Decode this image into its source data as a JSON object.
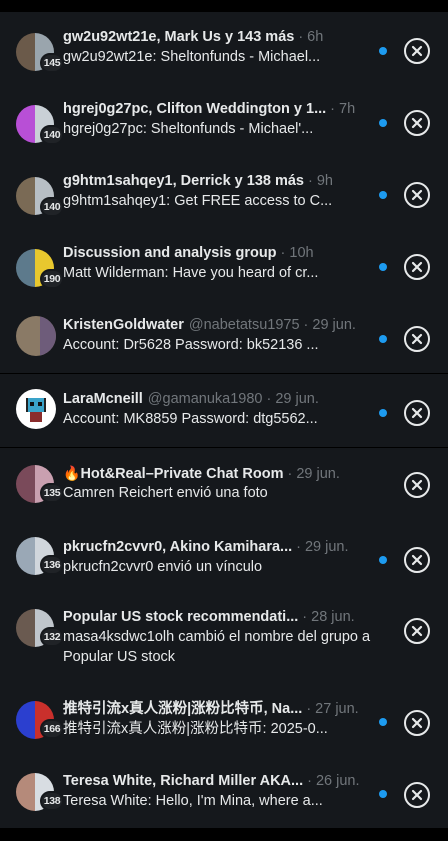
{
  "conversations": [
    {
      "name": "gw2u92wt21e, Mark Us y 143 más",
      "handle": "",
      "sep": "·",
      "time": "6h",
      "preview": "gw2u92wt21e: Sheltonfunds - Michael...",
      "count": "145",
      "avatar_colors": [
        "#6b5a4a",
        "#9aa5ad"
      ]
    },
    {
      "name": "hgrej0g27pc, Clifton Weddington y 1...",
      "handle": "",
      "sep": "·",
      "time": "7h",
      "preview": "hgrej0g27pc: Sheltonfunds - Michael'...",
      "count": "140",
      "avatar_colors": [
        "#b84fd6",
        "#c9d0d6"
      ]
    },
    {
      "name": "g9htm1sahqey1, Derrick y 138 más",
      "handle": "",
      "sep": "·",
      "time": "9h",
      "preview": "g9htm1sahqey1: Get FREE access to C...",
      "count": "140",
      "avatar_colors": [
        "#7a6a55",
        "#b7bec4"
      ]
    },
    {
      "name": "Discussion and analysis group",
      "handle": "",
      "sep": "·",
      "time": "10h",
      "preview": "Matt Wilderman: Have you heard of cr...",
      "count": "190",
      "avatar_colors": [
        "#5d7a8c",
        "#e8c82e"
      ]
    },
    {
      "name": "KristenGoldwater",
      "handle": "@nabetatsu1975",
      "sep": "·",
      "time": "29 jun.",
      "preview": "Account: Dr5628 Password: bk52136 ...",
      "count": "",
      "avatar_colors": [
        "#8a7a66",
        "#6e5c7a"
      ]
    },
    {
      "name": "LaraMcneill",
      "handle": "@gamanuka1980",
      "sep": "·",
      "time": "29 jun.",
      "preview": "Account: MK8859 Password: dtg5562...",
      "count": "",
      "avatar_colors": [
        "#ffffff",
        "#ffffff"
      ]
    },
    {
      "name": "Hot&Real–Private Chat Room",
      "emoji": "🔥",
      "handle": "",
      "sep": "·",
      "time": "29 jun.",
      "preview": "Camren Reichert envió una foto",
      "count": "135",
      "avatar_colors": [
        "#7a4a5a",
        "#c9a0b0"
      ]
    },
    {
      "name": "pkrucfn2cvvr0, Akino Kamihara...",
      "handle": "",
      "sep": "·",
      "time": "29 jun.",
      "preview": "pkrucfn2cvvr0 envió un vínculo",
      "count": "136",
      "avatar_colors": [
        "#9aa8b6",
        "#d0d6dc"
      ]
    },
    {
      "name": "Popular US stock recommendati...",
      "handle": "",
      "sep": "·",
      "time": "28 jun.",
      "preview": "masa4ksdwc1olh cambió el nombre del grupo a Popular US stock",
      "count": "132",
      "avatar_colors": [
        "#6a5a50",
        "#c0c6cc"
      ]
    },
    {
      "name": "推特引流x真人涨粉|涨粉比特币, Na...",
      "handle": "",
      "sep": "·",
      "time": "27 jun.",
      "preview": "推特引流x真人涨粉|涨粉比特币: 2025-0...",
      "count": "166",
      "avatar_colors": [
        "#2b3fcf",
        "#c9302c"
      ]
    },
    {
      "name": "Teresa White, Richard Miller AKA...",
      "handle": "",
      "sep": "·",
      "time": "26 jun.",
      "preview": "Teresa White: Hello, I'm Mina, where a...",
      "count": "138",
      "avatar_colors": [
        "#b58a7a",
        "#d8dde2"
      ]
    }
  ],
  "colors": {
    "unread_dot": "#1d9bf0",
    "background": "#15181c"
  },
  "icons": {
    "close": "close-circle-icon"
  }
}
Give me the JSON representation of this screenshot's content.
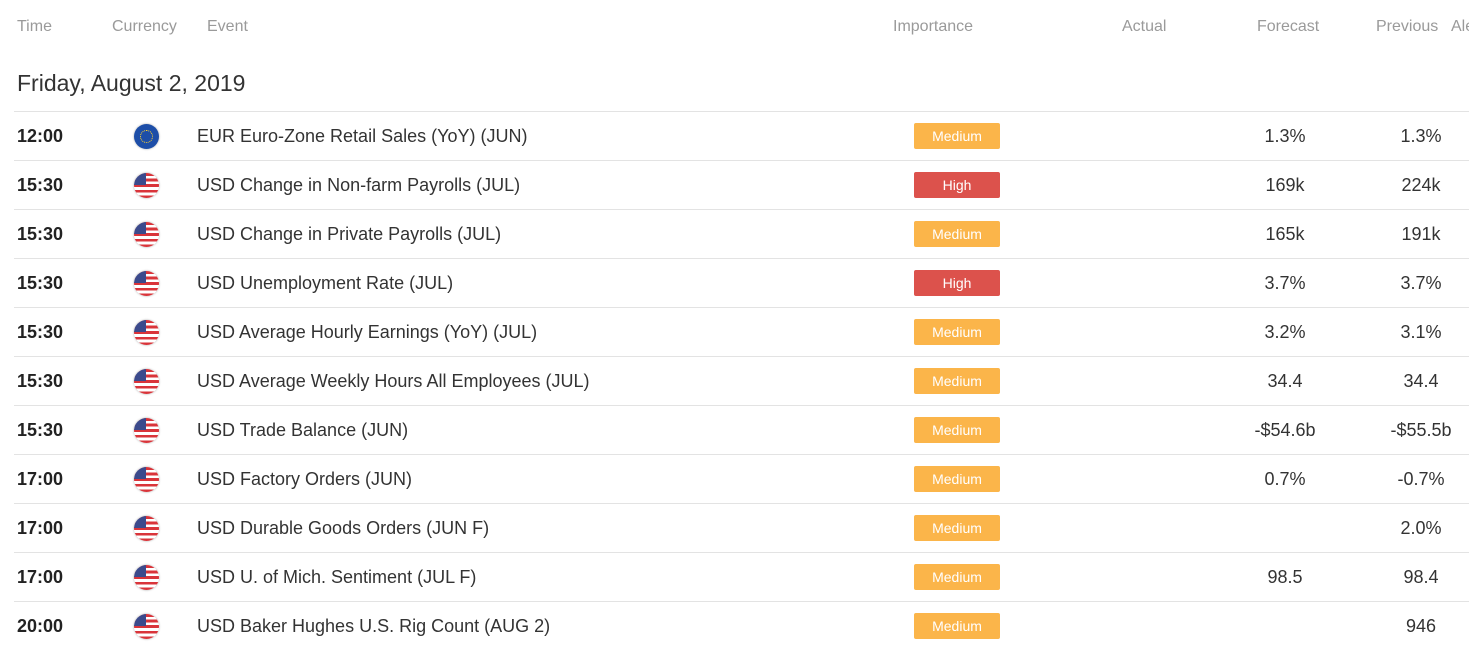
{
  "headers": {
    "time": "Time",
    "currency": "Currency",
    "event": "Event",
    "importance": "Importance",
    "actual": "Actual",
    "forecast": "Forecast",
    "previous": "Previous",
    "alert": "Ale"
  },
  "date_heading": "Friday, August 2, 2019",
  "colors": {
    "medium": "#fbb54a",
    "high": "#dc524c"
  },
  "events": [
    {
      "time": "12:00",
      "currency_flag": "eu-flag-icon",
      "event": "EUR Euro-Zone Retail Sales (YoY) (JUN)",
      "importance": "Medium",
      "actual": "",
      "forecast": "1.3%",
      "previous": "1.3%"
    },
    {
      "time": "15:30",
      "currency_flag": "us-flag-icon",
      "event": "USD Change in Non-farm Payrolls (JUL)",
      "importance": "High",
      "actual": "",
      "forecast": "169k",
      "previous": "224k"
    },
    {
      "time": "15:30",
      "currency_flag": "us-flag-icon",
      "event": "USD Change in Private Payrolls (JUL)",
      "importance": "Medium",
      "actual": "",
      "forecast": "165k",
      "previous": "191k"
    },
    {
      "time": "15:30",
      "currency_flag": "us-flag-icon",
      "event": "USD Unemployment Rate (JUL)",
      "importance": "High",
      "actual": "",
      "forecast": "3.7%",
      "previous": "3.7%"
    },
    {
      "time": "15:30",
      "currency_flag": "us-flag-icon",
      "event": "USD Average Hourly Earnings (YoY) (JUL)",
      "importance": "Medium",
      "actual": "",
      "forecast": "3.2%",
      "previous": "3.1%"
    },
    {
      "time": "15:30",
      "currency_flag": "us-flag-icon",
      "event": "USD Average Weekly Hours All Employees (JUL)",
      "importance": "Medium",
      "actual": "",
      "forecast": "34.4",
      "previous": "34.4"
    },
    {
      "time": "15:30",
      "currency_flag": "us-flag-icon",
      "event": "USD Trade Balance (JUN)",
      "importance": "Medium",
      "actual": "",
      "forecast": "-$54.6b",
      "previous": "-$55.5b"
    },
    {
      "time": "17:00",
      "currency_flag": "us-flag-icon",
      "event": "USD Factory Orders (JUN)",
      "importance": "Medium",
      "actual": "",
      "forecast": "0.7%",
      "previous": "-0.7%"
    },
    {
      "time": "17:00",
      "currency_flag": "us-flag-icon",
      "event": "USD Durable Goods Orders (JUN F)",
      "importance": "Medium",
      "actual": "",
      "forecast": "",
      "previous": "2.0%"
    },
    {
      "time": "17:00",
      "currency_flag": "us-flag-icon",
      "event": "USD U. of Mich. Sentiment (JUL F)",
      "importance": "Medium",
      "actual": "",
      "forecast": "98.5",
      "previous": "98.4"
    },
    {
      "time": "20:00",
      "currency_flag": "us-flag-icon",
      "event": "USD Baker Hughes U.S. Rig Count (AUG 2)",
      "importance": "Medium",
      "actual": "",
      "forecast": "",
      "previous": "946"
    }
  ]
}
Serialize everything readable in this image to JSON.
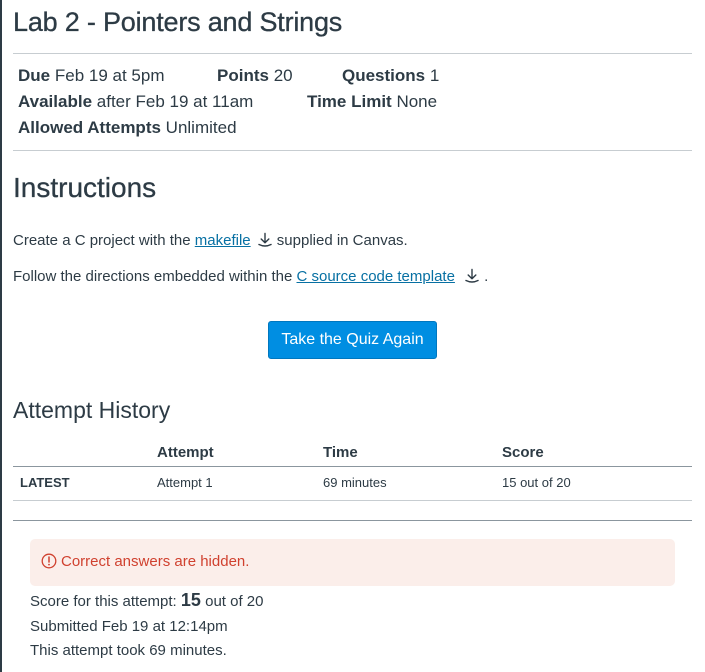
{
  "quiz": {
    "title": "Lab 2 - Pointers and Strings"
  },
  "details": {
    "due_label": "Due",
    "due_value": "Feb 19 at 5pm",
    "points_label": "Points",
    "points_value": "20",
    "questions_label": "Questions",
    "questions_value": "1",
    "available_label": "Available",
    "available_value": "after Feb 19 at 11am",
    "time_limit_label": "Time Limit",
    "time_limit_value": "None",
    "attempts_label": "Allowed Attempts",
    "attempts_value": "Unlimited"
  },
  "instructions": {
    "heading": "Instructions",
    "line1_before": "Create a C project with the ",
    "line1_link": "makefile",
    "line1_after": " supplied in Canvas.",
    "line2_before": "Follow the directions embedded within the ",
    "line2_link": "C source code template",
    "line2_after": " ."
  },
  "actions": {
    "take_again_label": "Take the Quiz Again"
  },
  "attempt_history": {
    "heading": "Attempt History",
    "columns": [
      "Attempt",
      "Time",
      "Score"
    ],
    "rows": [
      {
        "tag": "LATEST",
        "attempt": "Attempt 1",
        "time": "69 minutes",
        "score": "15 out of 20"
      }
    ]
  },
  "result": {
    "alert": "Correct answers are hidden.",
    "score_prefix": "Score for this attempt: ",
    "score_value": "15",
    "score_suffix": " out of 20",
    "submitted": "Submitted Feb 19 at 12:14pm",
    "duration": "This attempt took 69 minutes."
  },
  "colors": {
    "text": "#2d3b45",
    "link": "#0770a3",
    "button": "#008ee2",
    "alert_bg": "#fbeeea",
    "alert_text": "#d0412f",
    "rule": "#c7cdd1"
  },
  "icons": {
    "download": "download-icon",
    "warning": "warning-circle-icon"
  }
}
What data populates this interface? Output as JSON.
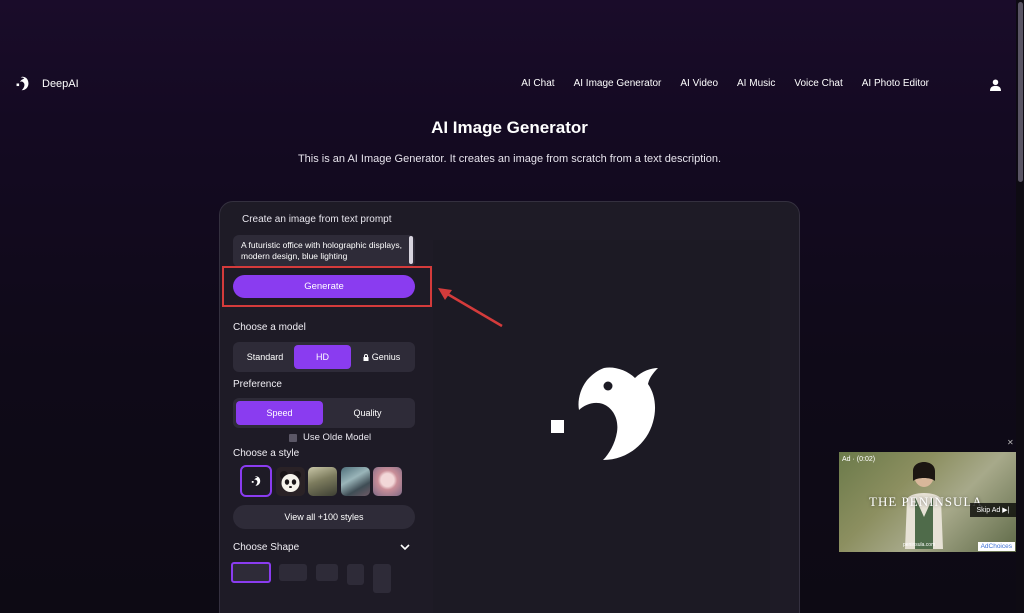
{
  "header": {
    "logo_text": "DeepAI",
    "nav": [
      "AI Chat",
      "AI Image Generator",
      "AI Video",
      "AI Music",
      "Voice Chat",
      "AI Photo Editor"
    ]
  },
  "page": {
    "title": "AI Image Generator",
    "subtitle": "This is an AI Image Generator. It creates an image from scratch from a text description."
  },
  "form": {
    "prompt_label": "Create an image from text prompt",
    "prompt_value": "A futuristic office with holographic displays, modern design, blue lighting",
    "generate_label": "Generate",
    "model_label": "Choose a model",
    "models": [
      "Standard",
      "HD",
      "Genius"
    ],
    "model_selected": "HD",
    "preference_label": "Preference",
    "preferences": [
      "Speed",
      "Quality"
    ],
    "preference_selected": "Speed",
    "olde_model_label": "Use Olde Model",
    "style_label": "Choose a style",
    "view_all_label": "View all +100 styles",
    "shape_label": "Choose Shape"
  },
  "ad": {
    "tag": "Ad · (0:02)",
    "title": "THE PENINSULA",
    "skip_label": "Skip Ad",
    "adchoices_label": "AdChoices",
    "url": "peninsula.com"
  },
  "colors": {
    "accent": "#8a3cf0",
    "panel": "#1e1b26",
    "highlight": "#d43b3b"
  }
}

◇ ◇ ◇ ◇

**YOUR INSTRUCTIONS**
Gather each line holding the string "White".

**THE OUTPUT**
      "name": "Teresa White, Richard Miller AKA...",
      "preview": "Teresa White: Hello, I'm Mina, where a...",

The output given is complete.